Reproduce all of the data exactly, with no line skipped.

=-=-=

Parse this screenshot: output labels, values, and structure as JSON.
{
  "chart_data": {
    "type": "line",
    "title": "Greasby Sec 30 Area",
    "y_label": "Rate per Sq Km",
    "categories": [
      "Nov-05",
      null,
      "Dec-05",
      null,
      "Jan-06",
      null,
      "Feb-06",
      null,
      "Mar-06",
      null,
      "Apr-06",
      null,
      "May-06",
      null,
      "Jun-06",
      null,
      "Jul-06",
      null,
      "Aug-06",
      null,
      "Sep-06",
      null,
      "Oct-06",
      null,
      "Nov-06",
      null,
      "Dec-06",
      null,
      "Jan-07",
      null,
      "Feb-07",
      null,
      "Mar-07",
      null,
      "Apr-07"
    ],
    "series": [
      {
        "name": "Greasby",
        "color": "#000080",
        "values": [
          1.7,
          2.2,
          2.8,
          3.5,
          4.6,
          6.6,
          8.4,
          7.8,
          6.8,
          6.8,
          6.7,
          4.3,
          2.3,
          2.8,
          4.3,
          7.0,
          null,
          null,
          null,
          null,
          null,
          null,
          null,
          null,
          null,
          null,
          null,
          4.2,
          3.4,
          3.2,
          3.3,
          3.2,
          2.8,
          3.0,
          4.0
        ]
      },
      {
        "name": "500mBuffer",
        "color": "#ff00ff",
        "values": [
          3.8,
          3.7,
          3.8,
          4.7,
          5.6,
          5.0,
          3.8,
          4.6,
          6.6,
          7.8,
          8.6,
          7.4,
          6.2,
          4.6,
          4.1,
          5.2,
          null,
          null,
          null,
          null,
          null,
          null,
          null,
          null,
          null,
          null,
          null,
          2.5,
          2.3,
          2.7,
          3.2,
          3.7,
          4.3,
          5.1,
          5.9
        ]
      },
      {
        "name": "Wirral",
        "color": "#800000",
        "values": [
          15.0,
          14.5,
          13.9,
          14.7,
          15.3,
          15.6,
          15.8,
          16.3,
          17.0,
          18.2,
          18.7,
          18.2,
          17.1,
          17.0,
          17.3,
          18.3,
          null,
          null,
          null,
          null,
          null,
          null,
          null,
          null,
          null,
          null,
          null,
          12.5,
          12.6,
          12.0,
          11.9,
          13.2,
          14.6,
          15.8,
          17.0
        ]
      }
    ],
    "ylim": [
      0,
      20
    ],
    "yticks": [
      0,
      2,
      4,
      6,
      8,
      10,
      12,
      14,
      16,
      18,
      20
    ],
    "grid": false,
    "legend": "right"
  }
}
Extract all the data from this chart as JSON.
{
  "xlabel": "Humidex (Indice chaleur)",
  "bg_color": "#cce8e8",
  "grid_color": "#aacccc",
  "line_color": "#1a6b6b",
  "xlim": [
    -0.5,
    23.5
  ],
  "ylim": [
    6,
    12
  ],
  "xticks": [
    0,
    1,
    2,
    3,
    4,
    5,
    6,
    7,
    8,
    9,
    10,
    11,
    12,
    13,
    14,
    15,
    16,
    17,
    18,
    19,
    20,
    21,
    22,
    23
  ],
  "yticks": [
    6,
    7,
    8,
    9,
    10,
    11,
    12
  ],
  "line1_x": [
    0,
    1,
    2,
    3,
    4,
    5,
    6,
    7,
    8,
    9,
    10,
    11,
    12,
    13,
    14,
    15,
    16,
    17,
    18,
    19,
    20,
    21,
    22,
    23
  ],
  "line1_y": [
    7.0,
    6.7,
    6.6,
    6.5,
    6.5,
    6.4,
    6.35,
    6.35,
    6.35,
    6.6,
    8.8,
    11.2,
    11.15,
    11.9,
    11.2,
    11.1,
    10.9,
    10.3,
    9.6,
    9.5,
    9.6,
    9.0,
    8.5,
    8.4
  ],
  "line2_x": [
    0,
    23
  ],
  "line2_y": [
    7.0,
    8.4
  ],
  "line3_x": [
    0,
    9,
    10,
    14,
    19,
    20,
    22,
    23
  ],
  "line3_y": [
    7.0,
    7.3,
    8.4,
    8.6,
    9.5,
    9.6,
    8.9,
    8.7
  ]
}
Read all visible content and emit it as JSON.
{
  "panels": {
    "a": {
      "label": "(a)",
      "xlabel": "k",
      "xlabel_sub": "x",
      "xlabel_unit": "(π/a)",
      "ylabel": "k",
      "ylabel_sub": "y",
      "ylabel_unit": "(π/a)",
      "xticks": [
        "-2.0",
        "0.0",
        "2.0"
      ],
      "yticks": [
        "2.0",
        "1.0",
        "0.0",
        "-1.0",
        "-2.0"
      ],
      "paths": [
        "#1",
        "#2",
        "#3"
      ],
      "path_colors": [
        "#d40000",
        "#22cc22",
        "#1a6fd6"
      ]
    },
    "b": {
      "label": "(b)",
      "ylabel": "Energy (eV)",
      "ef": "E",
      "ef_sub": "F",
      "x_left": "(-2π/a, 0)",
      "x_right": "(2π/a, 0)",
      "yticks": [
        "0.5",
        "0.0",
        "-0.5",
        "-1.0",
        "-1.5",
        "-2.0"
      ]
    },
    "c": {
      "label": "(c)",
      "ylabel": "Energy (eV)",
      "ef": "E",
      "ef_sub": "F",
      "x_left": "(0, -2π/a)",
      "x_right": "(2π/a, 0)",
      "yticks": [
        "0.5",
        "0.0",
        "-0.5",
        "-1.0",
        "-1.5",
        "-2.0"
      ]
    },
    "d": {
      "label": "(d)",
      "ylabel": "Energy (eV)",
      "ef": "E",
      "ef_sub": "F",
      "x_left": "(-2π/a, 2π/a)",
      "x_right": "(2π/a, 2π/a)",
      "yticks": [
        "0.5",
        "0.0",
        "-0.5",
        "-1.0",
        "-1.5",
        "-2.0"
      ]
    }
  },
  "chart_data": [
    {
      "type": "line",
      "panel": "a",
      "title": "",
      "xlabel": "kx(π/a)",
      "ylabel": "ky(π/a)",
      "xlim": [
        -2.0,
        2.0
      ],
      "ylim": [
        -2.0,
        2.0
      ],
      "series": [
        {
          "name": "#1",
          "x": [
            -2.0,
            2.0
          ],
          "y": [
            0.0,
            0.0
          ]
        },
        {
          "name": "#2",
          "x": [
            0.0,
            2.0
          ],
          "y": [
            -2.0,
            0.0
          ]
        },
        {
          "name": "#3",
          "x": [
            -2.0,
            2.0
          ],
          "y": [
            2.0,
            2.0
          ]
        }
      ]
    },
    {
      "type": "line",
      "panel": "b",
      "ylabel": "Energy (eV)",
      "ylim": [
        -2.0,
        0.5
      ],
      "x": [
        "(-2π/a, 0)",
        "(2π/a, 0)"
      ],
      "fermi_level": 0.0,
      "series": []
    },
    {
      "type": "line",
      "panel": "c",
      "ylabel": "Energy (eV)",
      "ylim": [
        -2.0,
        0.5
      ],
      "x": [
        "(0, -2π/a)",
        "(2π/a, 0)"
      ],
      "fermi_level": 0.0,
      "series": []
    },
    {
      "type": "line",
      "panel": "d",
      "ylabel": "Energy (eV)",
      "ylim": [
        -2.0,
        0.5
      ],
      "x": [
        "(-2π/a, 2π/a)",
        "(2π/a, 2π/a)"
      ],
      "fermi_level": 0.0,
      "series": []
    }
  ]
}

=-=-=

§ **Answer for this exercise**:
Parse this screenshot: output labels, values, and structure as JSON.
{
  "chart_data": {
    "type": "line",
    "title": "Greasby Sec 30 Area",
    "y_label": "Rate per Sq Km",
    "categories": [
      "Nov-05",
      null,
      "Dec-05",
      null,
      "Jan-06",
      null,
      "Feb-06",
      null,
      "Mar-06",
      null,
      "Apr-06",
      null,
      "May-06",
      null,
      "Jun-06",
      null,
      "Jul-06",
      null,
      "Aug-06",
      null,
      "Sep-06",
      null,
      "Oct-06",
      null,
      "Nov-06",
      null,
      "Dec-06",
      null,
      "Jan-07",
      null,
      "Feb-07",
      null,
      "Mar-07",
      null,
      "Apr-07"
    ],
    "series": [
      {
        "name": "Greasby",
        "color": "#000080",
        "values": [
          1.7,
          2.2,
          2.8,
          3.5,
          4.6,
          6.6,
          8.4,
          7.8,
          6.8,
          6.8,
          6.7,
          4.3,
          2.3,
          2.8,
          4.3,
          7.0,
          null,
          null,
          null,
          null,
          null,
          null,
          null,
          null,
          null,
          null,
          null,
          4.2,
          3.4,
          3.2,
          3.3,
          3.2,
          2.8,
          3.0,
          4.0
        ]
      },
      {
        "name": "500mBuffer",
        "color": "#ff00ff",
        "values": [
          3.8,
          3.7,
          3.8,
          4.7,
          5.6,
          5.0,
          3.8,
          4.6,
          6.6,
          7.8,
          8.6,
          7.4,
          6.2,
          4.6,
          4.1,
          5.2,
          null,
          null,
          null,
          null,
          null,
          null,
          null,
          null,
          null,
          null,
          null,
          2.5,
          2.3,
          2.7,
          3.2,
          3.7,
          4.3,
          5.1,
          5.9
        ]
      },
      {
        "name": "Wirral",
        "color": "#800000",
        "values": [
          15.0,
          14.5,
          13.9,
          14.7,
          15.3,
          15.6,
          15.8,
          16.3,
          17.0,
          18.2,
          18.7,
          18.2,
          17.1,
          17.0,
          17.3,
          18.3,
          null,
          null,
          null,
          null,
          null,
          null,
          null,
          null,
          null,
          null,
          null,
          12.5,
          12.6,
          12.0,
          11.9,
          13.2,
          14.6,
          15.8,
          17.0
        ]
      }
    ],
    "ylim": [
      0,
      20
    ],
    "yticks": [
      0,
      2,
      4,
      6,
      8,
      10,
      12,
      14,
      16,
      18,
      20
    ],
    "grid": false,
    "legend": "right"
  }
}
Extract all the data from this chart as JSON.
{
  "xlabel": "Humidex (Indice chaleur)",
  "bg_color": "#cce8e8",
  "grid_color": "#aacccc",
  "line_color": "#1a6b6b",
  "xlim": [
    -0.5,
    23.5
  ],
  "ylim": [
    6,
    12
  ],
  "xticks": [
    0,
    1,
    2,
    3,
    4,
    5,
    6,
    7,
    8,
    9,
    10,
    11,
    12,
    13,
    14,
    15,
    16,
    17,
    18,
    19,
    20,
    21,
    22,
    23
  ],
  "yticks": [
    6,
    7,
    8,
    9,
    10,
    11,
    12
  ],
  "line1_x": [
    0,
    1,
    2,
    3,
    4,
    5,
    6,
    7,
    8,
    9,
    10,
    11,
    12,
    13,
    14,
    15,
    16,
    17,
    18,
    19,
    20,
    21,
    22,
    23
  ],
  "line1_y": [
    7.0,
    6.7,
    6.6,
    6.5,
    6.5,
    6.4,
    6.35,
    6.35,
    6.35,
    6.6,
    8.8,
    11.2,
    11.15,
    11.9,
    11.2,
    11.1,
    10.9,
    10.3,
    9.6,
    9.5,
    9.6,
    9.0,
    8.5,
    8.4
  ],
  "line2_x": [
    0,
    23
  ],
  "line2_y": [
    7.0,
    8.4
  ],
  "line3_x": [
    0,
    9,
    10,
    14,
    19,
    20,
    22,
    23
  ],
  "line3_y": [
    7.0,
    7.3,
    8.4,
    8.6,
    9.5,
    9.6,
    8.9,
    8.7
  ]
}
Read all visible content and emit it as JSON.
{
  "panels": {
    "a": {
      "label": "(a)",
      "xlabel": "k",
      "xlabel_sub": "x",
      "xlabel_unit": "(π/a)",
      "ylabel": "k",
      "ylabel_sub": "y",
      "ylabel_unit": "(π/a)",
      "xticks": [
        "-2.0",
        "0.0",
        "2.0"
      ],
      "yticks": [
        "2.0",
        "1.0",
        "0.0",
        "-1.0",
        "-2.0"
      ],
      "paths": [
        "#1",
        "#2",
        "#3"
      ],
      "path_colors": [
        "#d40000",
        "#22cc22",
        "#1a6fd6"
      ]
    },
    "b": {
      "label": "(b)",
      "ylabel": "Energy (eV)",
      "ef": "E",
      "ef_sub": "F",
      "x_left": "(-2π/a, 0)",
      "x_right": "(2π/a, 0)",
      "yticks": [
        "0.5",
        "0.0",
        "-0.5",
        "-1.0",
        "-1.5",
        "-2.0"
      ]
    },
    "c": {
      "label": "(c)",
      "ylabel": "Energy (eV)",
      "ef": "E",
      "ef_sub": "F",
      "x_left": "(0, -2π/a)",
      "x_right": "(2π/a, 0)",
      "yticks": [
        "0.5",
        "0.0",
        "-0.5",
        "-1.0",
        "-1.5",
        "-2.0"
      ]
    },
    "d": {
      "label": "(d)",
      "ylabel": "Energy (eV)",
      "ef": "E",
      "ef_sub": "F",
      "x_left": "(-2π/a, 2π/a)",
      "x_right": "(2π/a, 2π/a)",
      "yticks": [
        "0.5",
        "0.0",
        "-0.5",
        "-1.0",
        "-1.5",
        "-2.0"
      ]
    }
  },
  "chart_data": [
    {
      "type": "line",
      "panel": "a",
      "title": "",
      "xlabel": "kx(π/a)",
      "ylabel": "ky(π/a)",
      "xlim": [
        -2.0,
        2.0
      ],
      "ylim": [
        -2.0,
        2.0
      ],
      "series": [
        {
          "name": "#1",
          "x": [
            -2.0,
            2.0
          ],
          "y": [
            0.0,
            0.0
          ]
        },
        {
          "name": "#2",
          "x": [
            0.0,
            2.0
          ],
          "y": [
            -2.0,
            0.0
          ]
        },
        {
          "name": "#3",
          "x": [
            -2.0,
            2.0
          ],
          "y": [
            2.0,
            2.0
          ]
        }
      ]
    },
    {
      "type": "line",
      "panel": "b",
      "ylabel": "Energy (eV)",
      "ylim": [
        -2.0,
        0.5
      ],
      "x": [
        "(-2π/a, 0)",
        "(2π/a, 0)"
      ],
      "fermi_level": 0.0,
      "series": []
    },
    {
      "type": "line",
      "panel": "c",
      "ylabel": "Energy (eV)",
      "ylim": [
        -2.0,
        0.5
      ],
      "x": [
        "(0, -2π/a)",
        "(2π/a, 0)"
      ],
      "fermi_level": 0.0,
      "series": []
    },
    {
      "type": "line",
      "panel": "d",
      "ylabel": "Energy (eV)",
      "ylim": [
        -2.0,
        0.5
      ],
      "x": [
        "(-2π/a, 2π/a)",
        "(2π/a, 2π/a)"
      ],
      "fermi_level": 0.0,
      "series": []
    }
  ]
}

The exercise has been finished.